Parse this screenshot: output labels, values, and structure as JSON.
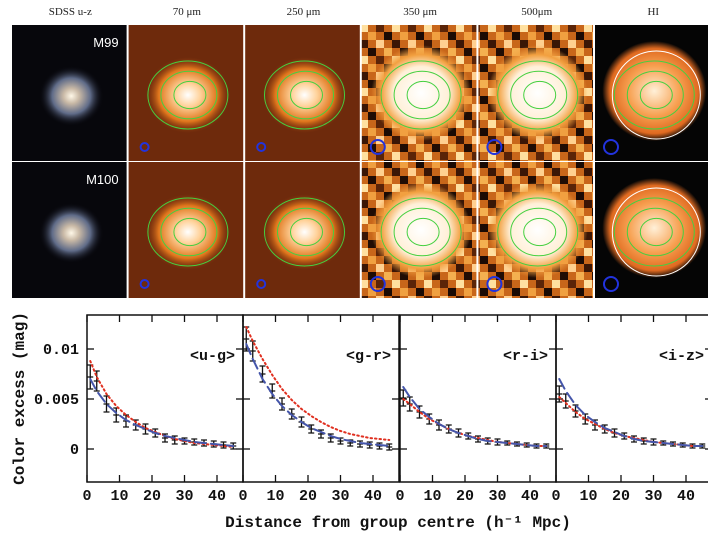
{
  "figure": {
    "columns": [
      "SDSS u-z",
      "70 μm",
      "250 μm",
      "350 μm",
      "500μm",
      "HI"
    ],
    "rows": [
      "M99",
      "M100"
    ]
  },
  "chart_data": [
    {
      "type": "line",
      "title": "<u-g>",
      "y_label": "Color excess (mag)",
      "x_label": "Distance from group centre (h⁻¹ Mpc)",
      "x": [
        1,
        3,
        6,
        9,
        12,
        15,
        18,
        21,
        24,
        27,
        30,
        33,
        36,
        39,
        42,
        45
      ],
      "xlim": [
        0,
        48
      ],
      "xticks": [
        0,
        10,
        20,
        30,
        40
      ],
      "ylim": [
        -0.0033,
        0.0134
      ],
      "yticks": [
        0,
        0.005,
        0.01
      ],
      "ytick_labels": true,
      "series": [
        {
          "style": "errorbar",
          "color": "#111111",
          "values": [
            0.0072,
            0.0068,
            0.0045,
            0.0034,
            0.0028,
            0.0024,
            0.002,
            0.0016,
            0.0011,
            0.0009,
            0.0008,
            0.0007,
            0.0006,
            0.0005,
            0.0004,
            0.0003
          ],
          "errors": [
            0.0012,
            0.001,
            0.0008,
            0.0007,
            0.0006,
            0.0005,
            0.0005,
            0.0004,
            0.0004,
            0.0004,
            0.0003,
            0.0003,
            0.0003,
            0.0003,
            0.0003,
            0.0003
          ]
        },
        {
          "style": "dotted",
          "color": "#e03020",
          "values": [
            0.0088,
            0.0072,
            0.0055,
            0.0043,
            0.0034,
            0.0027,
            0.0021,
            0.0017,
            0.0013,
            0.001,
            0.0008,
            0.0006,
            0.0005,
            0.0004,
            0.0003,
            0.0002
          ]
        },
        {
          "style": "dashed",
          "color": "#4455aa",
          "values": [
            0.007,
            0.0058,
            0.0045,
            0.0036,
            0.0029,
            0.0024,
            0.002,
            0.0016,
            0.0013,
            0.0011,
            0.0009,
            0.0007,
            0.0006,
            0.0005,
            0.0004,
            0.0003
          ]
        }
      ]
    },
    {
      "type": "line",
      "title": "<g-r>",
      "x": [
        1,
        3,
        6,
        9,
        12,
        15,
        18,
        21,
        24,
        27,
        30,
        33,
        36,
        39,
        42,
        45
      ],
      "xlim": [
        0,
        48
      ],
      "xticks": [
        0,
        10,
        20,
        30,
        40
      ],
      "ylim": [
        -0.0033,
        0.0134
      ],
      "yticks": [
        0,
        0.005,
        0.01
      ],
      "ytick_labels": false,
      "series": [
        {
          "style": "errorbar",
          "color": "#111111",
          "values": [
            0.011,
            0.0098,
            0.0075,
            0.0058,
            0.0045,
            0.0035,
            0.0027,
            0.002,
            0.0015,
            0.0011,
            0.0008,
            0.0006,
            0.0005,
            0.0004,
            0.0003,
            0.0002
          ],
          "errors": [
            0.0012,
            0.001,
            0.0008,
            0.0007,
            0.0006,
            0.0005,
            0.0005,
            0.0004,
            0.0004,
            0.0004,
            0.0003,
            0.0003,
            0.0003,
            0.0003,
            0.0003,
            0.0003
          ]
        },
        {
          "style": "dotted",
          "color": "#e03020",
          "values": [
            0.0122,
            0.0108,
            0.009,
            0.0074,
            0.006,
            0.0049,
            0.004,
            0.0033,
            0.0027,
            0.0022,
            0.0018,
            0.0015,
            0.0013,
            0.0011,
            0.001,
            0.0009
          ]
        },
        {
          "style": "dashed",
          "color": "#4455aa",
          "values": [
            0.0105,
            0.009,
            0.007,
            0.0055,
            0.0043,
            0.0034,
            0.0027,
            0.0021,
            0.0017,
            0.0013,
            0.001,
            0.0008,
            0.0006,
            0.0005,
            0.0004,
            0.0003
          ]
        }
      ]
    },
    {
      "type": "line",
      "title": "<r-i>",
      "x": [
        1,
        3,
        6,
        9,
        12,
        15,
        18,
        21,
        24,
        27,
        30,
        33,
        36,
        39,
        42,
        45
      ],
      "xlim": [
        0,
        48
      ],
      "xticks": [
        0,
        10,
        20,
        30,
        40
      ],
      "ylim": [
        -0.0033,
        0.0134
      ],
      "yticks": [
        0,
        0.005,
        0.01
      ],
      "ytick_labels": false,
      "series": [
        {
          "style": "errorbar",
          "color": "#111111",
          "values": [
            0.0051,
            0.0045,
            0.0037,
            0.003,
            0.0024,
            0.002,
            0.0016,
            0.0013,
            0.001,
            0.0008,
            0.0007,
            0.0006,
            0.0005,
            0.0004,
            0.0003,
            0.0003
          ],
          "errors": [
            0.0008,
            0.0007,
            0.0006,
            0.0005,
            0.0005,
            0.0004,
            0.0004,
            0.0003,
            0.0003,
            0.0003,
            0.0003,
            0.0002,
            0.0002,
            0.0002,
            0.0002,
            0.0002
          ]
        },
        {
          "style": "dotted",
          "color": "#e03020",
          "values": [
            0.005,
            0.0045,
            0.0037,
            0.003,
            0.0025,
            0.002,
            0.0016,
            0.0013,
            0.0011,
            0.0009,
            0.0007,
            0.0006,
            0.0005,
            0.0004,
            0.0003,
            0.0003
          ]
        },
        {
          "style": "dashed",
          "color": "#4455aa",
          "values": [
            0.0062,
            0.0052,
            0.004,
            0.0032,
            0.0025,
            0.002,
            0.0016,
            0.0013,
            0.001,
            0.0008,
            0.0007,
            0.0006,
            0.0005,
            0.0004,
            0.0003,
            0.0003
          ]
        }
      ]
    },
    {
      "type": "line",
      "title": "<i-z>",
      "x": [
        1,
        3,
        6,
        9,
        12,
        15,
        18,
        21,
        24,
        27,
        30,
        33,
        36,
        39,
        42,
        45
      ],
      "xlim": [
        0,
        48
      ],
      "xticks": [
        0,
        10,
        20,
        30,
        40
      ],
      "ylim": [
        -0.0033,
        0.0134
      ],
      "yticks": [
        0,
        0.005,
        0.01
      ],
      "ytick_labels": false,
      "series": [
        {
          "style": "errorbar",
          "color": "#111111",
          "values": [
            0.0055,
            0.0048,
            0.0038,
            0.003,
            0.0024,
            0.002,
            0.0016,
            0.0013,
            0.001,
            0.0008,
            0.0007,
            0.0006,
            0.0005,
            0.0004,
            0.0003,
            0.0003
          ],
          "errors": [
            0.0008,
            0.0007,
            0.0006,
            0.0005,
            0.0005,
            0.0004,
            0.0004,
            0.0003,
            0.0003,
            0.0003,
            0.0003,
            0.0002,
            0.0002,
            0.0002,
            0.0002,
            0.0002
          ]
        },
        {
          "style": "dotted",
          "color": "#e03020",
          "values": [
            0.0052,
            0.0046,
            0.0037,
            0.003,
            0.0025,
            0.002,
            0.0016,
            0.0013,
            0.0011,
            0.0009,
            0.0007,
            0.0006,
            0.0005,
            0.0004,
            0.0003,
            0.0003
          ]
        },
        {
          "style": "dashed",
          "color": "#4455aa",
          "values": [
            0.007,
            0.0058,
            0.0044,
            0.0034,
            0.0027,
            0.0021,
            0.0017,
            0.0013,
            0.001,
            0.0008,
            0.0007,
            0.0006,
            0.0005,
            0.0004,
            0.0003,
            0.0003
          ]
        }
      ]
    }
  ]
}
=-=-=-=-=
→ STATED PROBLEM:
Repeat the entries exactly. Pictures are excluded from the copy.

→ RESPONSE TO THE TASK:
Parse this screenshot: output labels, values, and structure as JSON.
{
  "figure": {
    "columns": [
      "SDSS u-z",
      "70 μm",
      "250 μm",
      "350 μm",
      "500μm",
      "HI"
    ],
    "rows": [
      "M99",
      "M100"
    ]
  },
  "chart_data": [
    {
      "type": "line",
      "title": "<u-g>",
      "y_label": "Color excess (mag)",
      "x_label": "Distance from group centre (h⁻¹ Mpc)",
      "x": [
        1,
        3,
        6,
        9,
        12,
        15,
        18,
        21,
        24,
        27,
        30,
        33,
        36,
        39,
        42,
        45
      ],
      "xlim": [
        0,
        48
      ],
      "xticks": [
        0,
        10,
        20,
        30,
        40
      ],
      "ylim": [
        -0.0033,
        0.0134
      ],
      "yticks": [
        0,
        0.005,
        0.01
      ],
      "ytick_labels": true,
      "series": [
        {
          "style": "errorbar",
          "color": "#111111",
          "values": [
            0.0072,
            0.0068,
            0.0045,
            0.0034,
            0.0028,
            0.0024,
            0.002,
            0.0016,
            0.0011,
            0.0009,
            0.0008,
            0.0007,
            0.0006,
            0.0005,
            0.0004,
            0.0003
          ],
          "errors": [
            0.0012,
            0.001,
            0.0008,
            0.0007,
            0.0006,
            0.0005,
            0.0005,
            0.0004,
            0.0004,
            0.0004,
            0.0003,
            0.0003,
            0.0003,
            0.0003,
            0.0003,
            0.0003
          ]
        },
        {
          "style": "dotted",
          "color": "#e03020",
          "values": [
            0.0088,
            0.0072,
            0.0055,
            0.0043,
            0.0034,
            0.0027,
            0.0021,
            0.0017,
            0.0013,
            0.001,
            0.0008,
            0.0006,
            0.0005,
            0.0004,
            0.0003,
            0.0002
          ]
        },
        {
          "style": "dashed",
          "color": "#4455aa",
          "values": [
            0.007,
            0.0058,
            0.0045,
            0.0036,
            0.0029,
            0.0024,
            0.002,
            0.0016,
            0.0013,
            0.0011,
            0.0009,
            0.0007,
            0.0006,
            0.0005,
            0.0004,
            0.0003
          ]
        }
      ]
    },
    {
      "type": "line",
      "title": "<g-r>",
      "x": [
        1,
        3,
        6,
        9,
        12,
        15,
        18,
        21,
        24,
        27,
        30,
        33,
        36,
        39,
        42,
        45
      ],
      "xlim": [
        0,
        48
      ],
      "xticks": [
        0,
        10,
        20,
        30,
        40
      ],
      "ylim": [
        -0.0033,
        0.0134
      ],
      "yticks": [
        0,
        0.005,
        0.01
      ],
      "ytick_labels": false,
      "series": [
        {
          "style": "errorbar",
          "color": "#111111",
          "values": [
            0.011,
            0.0098,
            0.0075,
            0.0058,
            0.0045,
            0.0035,
            0.0027,
            0.002,
            0.0015,
            0.0011,
            0.0008,
            0.0006,
            0.0005,
            0.0004,
            0.0003,
            0.0002
          ],
          "errors": [
            0.0012,
            0.001,
            0.0008,
            0.0007,
            0.0006,
            0.0005,
            0.0005,
            0.0004,
            0.0004,
            0.0004,
            0.0003,
            0.0003,
            0.0003,
            0.0003,
            0.0003,
            0.0003
          ]
        },
        {
          "style": "dotted",
          "color": "#e03020",
          "values": [
            0.0122,
            0.0108,
            0.009,
            0.0074,
            0.006,
            0.0049,
            0.004,
            0.0033,
            0.0027,
            0.0022,
            0.0018,
            0.0015,
            0.0013,
            0.0011,
            0.001,
            0.0009
          ]
        },
        {
          "style": "dashed",
          "color": "#4455aa",
          "values": [
            0.0105,
            0.009,
            0.007,
            0.0055,
            0.0043,
            0.0034,
            0.0027,
            0.0021,
            0.0017,
            0.0013,
            0.001,
            0.0008,
            0.0006,
            0.0005,
            0.0004,
            0.0003
          ]
        }
      ]
    },
    {
      "type": "line",
      "title": "<r-i>",
      "x": [
        1,
        3,
        6,
        9,
        12,
        15,
        18,
        21,
        24,
        27,
        30,
        33,
        36,
        39,
        42,
        45
      ],
      "xlim": [
        0,
        48
      ],
      "xticks": [
        0,
        10,
        20,
        30,
        40
      ],
      "ylim": [
        -0.0033,
        0.0134
      ],
      "yticks": [
        0,
        0.005,
        0.01
      ],
      "ytick_labels": false,
      "series": [
        {
          "style": "errorbar",
          "color": "#111111",
          "values": [
            0.0051,
            0.0045,
            0.0037,
            0.003,
            0.0024,
            0.002,
            0.0016,
            0.0013,
            0.001,
            0.0008,
            0.0007,
            0.0006,
            0.0005,
            0.0004,
            0.0003,
            0.0003
          ],
          "errors": [
            0.0008,
            0.0007,
            0.0006,
            0.0005,
            0.0005,
            0.0004,
            0.0004,
            0.0003,
            0.0003,
            0.0003,
            0.0003,
            0.0002,
            0.0002,
            0.0002,
            0.0002,
            0.0002
          ]
        },
        {
          "style": "dotted",
          "color": "#e03020",
          "values": [
            0.005,
            0.0045,
            0.0037,
            0.003,
            0.0025,
            0.002,
            0.0016,
            0.0013,
            0.0011,
            0.0009,
            0.0007,
            0.0006,
            0.0005,
            0.0004,
            0.0003,
            0.0003
          ]
        },
        {
          "style": "dashed",
          "color": "#4455aa",
          "values": [
            0.0062,
            0.0052,
            0.004,
            0.0032,
            0.0025,
            0.002,
            0.0016,
            0.0013,
            0.001,
            0.0008,
            0.0007,
            0.0006,
            0.0005,
            0.0004,
            0.0003,
            0.0003
          ]
        }
      ]
    },
    {
      "type": "line",
      "title": "<i-z>",
      "x": [
        1,
        3,
        6,
        9,
        12,
        15,
        18,
        21,
        24,
        27,
        30,
        33,
        36,
        39,
        42,
        45
      ],
      "xlim": [
        0,
        48
      ],
      "xticks": [
        0,
        10,
        20,
        30,
        40
      ],
      "ylim": [
        -0.0033,
        0.0134
      ],
      "yticks": [
        0,
        0.005,
        0.01
      ],
      "ytick_labels": false,
      "series": [
        {
          "style": "errorbar",
          "color": "#111111",
          "values": [
            0.0055,
            0.0048,
            0.0038,
            0.003,
            0.0024,
            0.002,
            0.0016,
            0.0013,
            0.001,
            0.0008,
            0.0007,
            0.0006,
            0.0005,
            0.0004,
            0.0003,
            0.0003
          ],
          "errors": [
            0.0008,
            0.0007,
            0.0006,
            0.0005,
            0.0005,
            0.0004,
            0.0004,
            0.0003,
            0.0003,
            0.0003,
            0.0003,
            0.0002,
            0.0002,
            0.0002,
            0.0002,
            0.0002
          ]
        },
        {
          "style": "dotted",
          "color": "#e03020",
          "values": [
            0.0052,
            0.0046,
            0.0037,
            0.003,
            0.0025,
            0.002,
            0.0016,
            0.0013,
            0.0011,
            0.0009,
            0.0007,
            0.0006,
            0.0005,
            0.0004,
            0.0003,
            0.0003
          ]
        },
        {
          "style": "dashed",
          "color": "#4455aa",
          "values": [
            0.007,
            0.0058,
            0.0044,
            0.0034,
            0.0027,
            0.0021,
            0.0017,
            0.0013,
            0.001,
            0.0008,
            0.0007,
            0.0006,
            0.0005,
            0.0004,
            0.0003,
            0.0003
          ]
        }
      ]
    }
  ]
}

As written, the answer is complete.